→ Instructions for the task
Identify and copy all lines of the material where the string "данного" is found.

── Record extracts ──

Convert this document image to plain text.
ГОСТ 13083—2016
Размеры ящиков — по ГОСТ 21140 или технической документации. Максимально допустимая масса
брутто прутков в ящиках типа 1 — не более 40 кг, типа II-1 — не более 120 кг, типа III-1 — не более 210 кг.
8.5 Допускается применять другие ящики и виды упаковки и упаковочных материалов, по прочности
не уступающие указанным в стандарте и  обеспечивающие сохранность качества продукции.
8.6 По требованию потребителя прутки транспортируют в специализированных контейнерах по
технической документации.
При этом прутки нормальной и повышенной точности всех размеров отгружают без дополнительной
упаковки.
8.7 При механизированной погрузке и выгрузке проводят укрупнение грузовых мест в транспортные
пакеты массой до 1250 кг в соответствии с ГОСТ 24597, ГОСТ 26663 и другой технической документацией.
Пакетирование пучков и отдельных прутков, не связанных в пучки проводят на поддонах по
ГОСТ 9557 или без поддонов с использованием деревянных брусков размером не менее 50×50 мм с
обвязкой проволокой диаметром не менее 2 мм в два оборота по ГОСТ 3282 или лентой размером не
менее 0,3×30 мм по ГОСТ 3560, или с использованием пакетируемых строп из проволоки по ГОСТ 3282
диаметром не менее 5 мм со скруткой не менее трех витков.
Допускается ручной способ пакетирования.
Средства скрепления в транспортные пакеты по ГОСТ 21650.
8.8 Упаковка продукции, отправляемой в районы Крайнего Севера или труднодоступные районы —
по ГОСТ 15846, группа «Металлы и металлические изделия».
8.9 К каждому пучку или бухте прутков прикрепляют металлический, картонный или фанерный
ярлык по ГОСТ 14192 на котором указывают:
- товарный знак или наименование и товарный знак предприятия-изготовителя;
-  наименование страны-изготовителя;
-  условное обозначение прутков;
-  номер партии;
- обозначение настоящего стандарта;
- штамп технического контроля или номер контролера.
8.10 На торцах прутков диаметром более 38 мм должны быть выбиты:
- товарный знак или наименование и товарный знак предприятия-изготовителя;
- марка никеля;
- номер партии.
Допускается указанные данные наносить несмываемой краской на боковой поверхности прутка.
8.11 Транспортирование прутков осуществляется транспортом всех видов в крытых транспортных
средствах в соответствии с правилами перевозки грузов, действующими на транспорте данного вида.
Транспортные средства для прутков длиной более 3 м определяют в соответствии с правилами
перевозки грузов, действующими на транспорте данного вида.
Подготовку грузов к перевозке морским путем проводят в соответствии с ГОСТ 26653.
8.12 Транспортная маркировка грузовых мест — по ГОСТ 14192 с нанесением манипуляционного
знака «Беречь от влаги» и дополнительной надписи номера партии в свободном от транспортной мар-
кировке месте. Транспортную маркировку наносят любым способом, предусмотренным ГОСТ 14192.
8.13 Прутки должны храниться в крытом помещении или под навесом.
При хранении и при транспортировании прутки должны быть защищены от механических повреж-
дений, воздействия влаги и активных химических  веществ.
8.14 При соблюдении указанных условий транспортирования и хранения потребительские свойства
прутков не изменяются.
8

───

→ Task output
средствах в соответствии с правилами перевозки грузов, действующими на транспорте данного вида.
перевозки грузов, действующими на транспорте данного вида.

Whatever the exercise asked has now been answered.